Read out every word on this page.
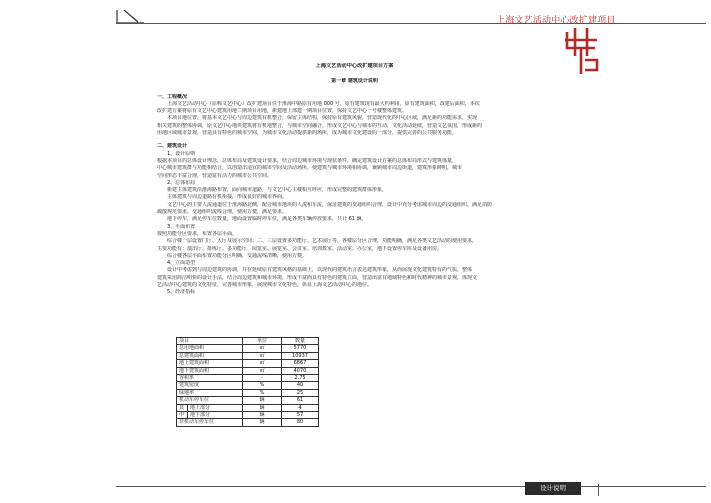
上海文艺活动中心改扩建项目

上海文艺活动中心改扩建项目方案

第一章 建筑设计说明

一、工程概况

上海文艺活动中心（原称文艺中心）改扩建项目位于淮海中路原有用地 000 号，原有建筑现有最大约利用，原有建筑面积，改建后面积，本次

改扩建方案将原有文艺中心建筑用地二期项目用地，新建地上部建一期项目位置，保持文艺中心一号楼整体建筑。

本项目地位置，将基本文艺中心与周边建筑有机整合，保留主体结构，保持原有建筑风貌，营造现代化的中心区域，满足新的功能需求，实现

相关建筑的整体协调，原文艺中心地块建筑将有机地整合，与城市空间融合，形成文艺中心与城市的互动，文化活动延续，营造文艺氛围，形成新的

用地区域城市景观，营造具有特色的城市空间，为城市文化活动提供新的场所，成为城市文化建设的一部分，提供完善的公共服务功能。

二、建筑设计

1、设计原则

根据本项目的总体设计理念，总体布局及建筑设计要求，结合周边城市环境与现状条件，确定建筑设计方案的总体布局形式与建筑体量，

中心城市建筑群与功能相结合，以创造出适宜的城市空间及活动场所，使建筑与城市环境相协调，兼顾城市周边街道，建筑形象鲜明，城市

空间形态丰富合理，营造富有活力的城市公共空间。

2、总体布局

新建主体建筑沿淮海路布置，面向城市道路，与文艺中心主楼相互呼应，形成完整的建筑群体形象，

主体建筑与周边道路有机衔接，形成良好的城市界面。

文艺中心的主要人流通道位于淮海路北侧，配合城市地块的人流和车流，保证建筑的交通组织合理，设计中充分考虑城市周边的交通组织，满足消防

疏散规范要求，交通组织流线合理，使用方便，满足要求。

地下停车，满足停车位数量，地面设置临时停车位，满足各类车辆停放要求，共计 61 辆。

3、平面布置

按照功能分区要求，布置各层平面。

综合楼一层设置门厅、大厅及展示空间；二、三层设置多功能厅、艺术展厅等，各楼层分区合理，功能明确，满足各类文艺活动的使用要求，

主要功能有：演出厅、排练厅、多功能厅、阅览室、展览室、会议室、培训教室、活动室、办公室，地下设置停车库及设备用房。

综合楼各层平面布置功能分区明确，交通流线清晰，使用方便。

4、立面造型

设计中考虑到与周边建筑的协调，并在延续原有建筑风格的基础上，以现代的建筑语言表达建筑形象，从而展现文化建筑特有的气质，整体

建筑采用简洁明快的设计手法，结合周边建筑和城市环境，形成丰富而具有特色的建筑立面，营造出富有地域特色和时代精神的城市景观，体现文

艺活动中心建筑的文化特征，完善城市形象，展现城市文化特色，彰显上海文艺活动中心的地位。

5、经济指标

项目		单位	数量
总用地面积		㎡	5770
总建筑面积		㎡	10937
地上建筑面积		㎡	6867
地下建筑面积		㎡	4070
容积率		-	2.75
建筑密度		%	40
绿地率		%	25
机动车停车位		辆	61
其	地上部分	辆	4
中	地下部分	辆	57
非机动车停车位		辆	80
设计说明
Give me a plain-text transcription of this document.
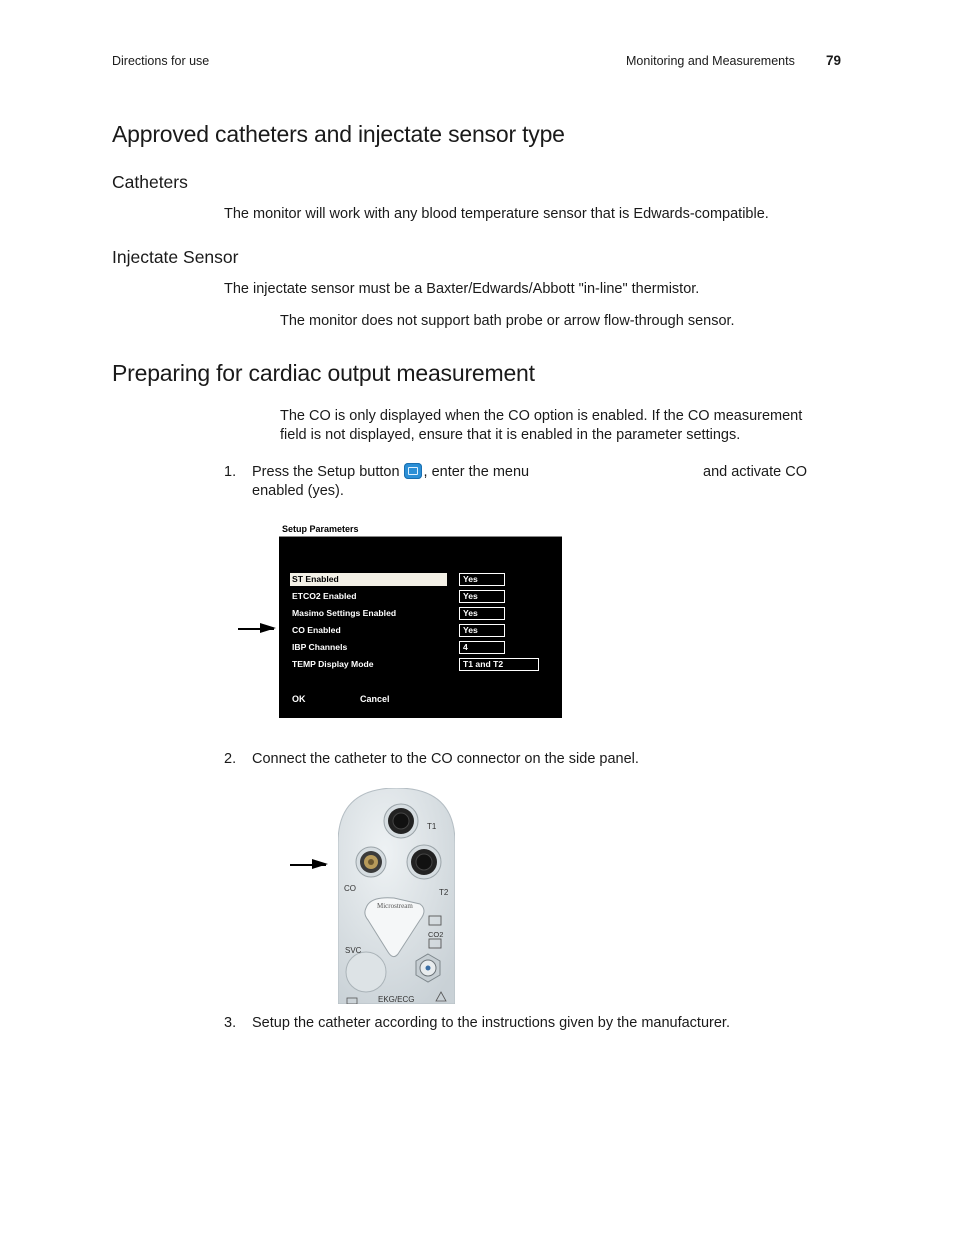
Directions for use	Monitoring and Measurements 79
Approved catheters and injectate sensor type
Catheters
The monitor will work with any blood temperature sensor that is Edwards-compatible.
Injectate Sensor
The injectate sensor must be a Baxter/Edwards/Abbott "in-line" thermistor.
The monitor does not support bath probe or arrow flow-through sensor.
Preparing for cardiac output measurement
The CO is only displayed when the CO option is enabled. If the CO measurement
field is not displayed, ensure that it is enabled in the parameter settings.
1. Press the Setup button , enter the menu	and activate CO
enabled (yes).
Setup Parameters
ST Enabled	Yes
ETCO2 Enabled	Yes
Masimo Settings Enabled	Yes
CO Enabled	Yes
IBP Channels	4
TEMP Display Mode	T1 and T2
OK	Cancel
2. Connect the catheter to the CO connector on the side panel.
T1
CO	T2
Microstream
CO2
SVC
EKG/ECG
3. Setup the catheter according to the instructions given by the manufacturer.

------------------------------------------------------------

The problem
Reproduce the whole listing word for word, setting aside any pictures.

Exercise result
Read out every word on this page.
上海文艺活动中心改扩建项目

上海文艺活动中心改扩建项目方案

第一章 建筑设计说明

一、工程概况

上海文艺活动中心（原称文艺中心）改扩建项目位于淮海中路原有用地 000 号，原有建筑现有最大约利用，原有建筑面积，改建后面积，本次

改扩建方案将原有文艺中心建筑用地二期项目用地，新建地上部建一期项目位置，保持文艺中心一号楼整体建筑。

本项目地位置，将基本文艺中心与周边建筑有机整合，保留主体结构，保持原有建筑风貌，营造现代化的中心区域，满足新的功能需求，实现

相关建筑的整体协调，原文艺中心地块建筑将有机地整合，与城市空间融合，形成文艺中心与城市的互动，文化活动延续，营造文艺氛围，形成新的

用地区域城市景观，营造具有特色的城市空间，为城市文化活动提供新的场所，成为城市文化建设的一部分，提供完善的公共服务功能。

二、建筑设计

1、设计原则

根据本项目的总体设计理念，总体布局及建筑设计要求，结合周边城市环境与现状条件，确定建筑设计方案的总体布局形式与建筑体量，

中心城市建筑群与功能相结合，以创造出适宜的城市空间及活动场所，使建筑与城市环境相协调，兼顾城市周边街道，建筑形象鲜明，城市

空间形态丰富合理，营造富有活力的城市公共空间。

2、总体布局

新建主体建筑沿淮海路布置，面向城市道路，与文艺中心主楼相互呼应，形成完整的建筑群体形象，

主体建筑与周边道路有机衔接，形成良好的城市界面。

文艺中心的主要人流通道位于淮海路北侧，配合城市地块的人流和车流，保证建筑的交通组织合理，设计中充分考虑城市周边的交通组织，满足消防

疏散规范要求，交通组织流线合理，使用方便，满足要求。

地下停车，满足停车位数量，地面设置临时停车位，满足各类车辆停放要求，共计 61 辆。

3、平面布置

按照功能分区要求，布置各层平面。

综合楼一层设置门厅、大厅及展示空间；二、三层设置多功能厅、艺术展厅等，各楼层分区合理，功能明确，满足各类文艺活动的使用要求，

主要功能有：演出厅、排练厅、多功能厅、阅览室、展览室、会议室、培训教室、活动室、办公室，地下设置停车库及设备用房。

综合楼各层平面布置功能分区明确，交通流线清晰，使用方便。

4、立面造型

设计中考虑到与周边建筑的协调，并在延续原有建筑风格的基础上，以现代的建筑语言表达建筑形象，从而展现文化建筑特有的气质，整体

建筑采用简洁明快的设计手法，结合周边建筑和城市环境，形成丰富而具有特色的建筑立面，营造出富有地域特色和时代精神的城市景观，体现文

艺活动中心建筑的文化特征，完善城市形象，展现城市文化特色，彰显上海文艺活动中心的地位。

5、经济指标

项目		单位	数量
总用地面积		㎡	5770
总建筑面积		㎡	10937
地上建筑面积		㎡	6867
地下建筑面积		㎡	4070
容积率		-	2.75
建筑密度		%	40
绿地率		%	25
机动车停车位		辆	61
其	地上部分	辆	4
中	地下部分	辆	57
非机动车停车位		辆	80
设计说明
Give me a plain-text transcription of this document.
Directions for use	Monitoring and Measurements 79
Approved catheters and injectate sensor type
Catheters
The monitor will work with any blood temperature sensor that is Edwards-compatible.
Injectate Sensor
The injectate sensor must be a Baxter/Edwards/Abbott "in-line" thermistor.
The monitor does not support bath probe or arrow flow-through sensor.
Preparing for cardiac output measurement
The CO is only displayed when the CO option is enabled. If the CO measurement
field is not displayed, ensure that it is enabled in the parameter settings.
1. Press the Setup button , enter the menu	and activate CO
enabled (yes).
Setup Parameters
ST Enabled	Yes
ETCO2 Enabled	Yes
Masimo Settings Enabled	Yes
CO Enabled	Yes
IBP Channels	4
TEMP Display Mode	T1 and T2
OK	Cancel
2. Connect the catheter to the CO connector on the side panel.
T1
CO	T2
Microstream
CO2
SVC
EKG/ECG
3. Setup the catheter according to the instructions given by the manufacturer.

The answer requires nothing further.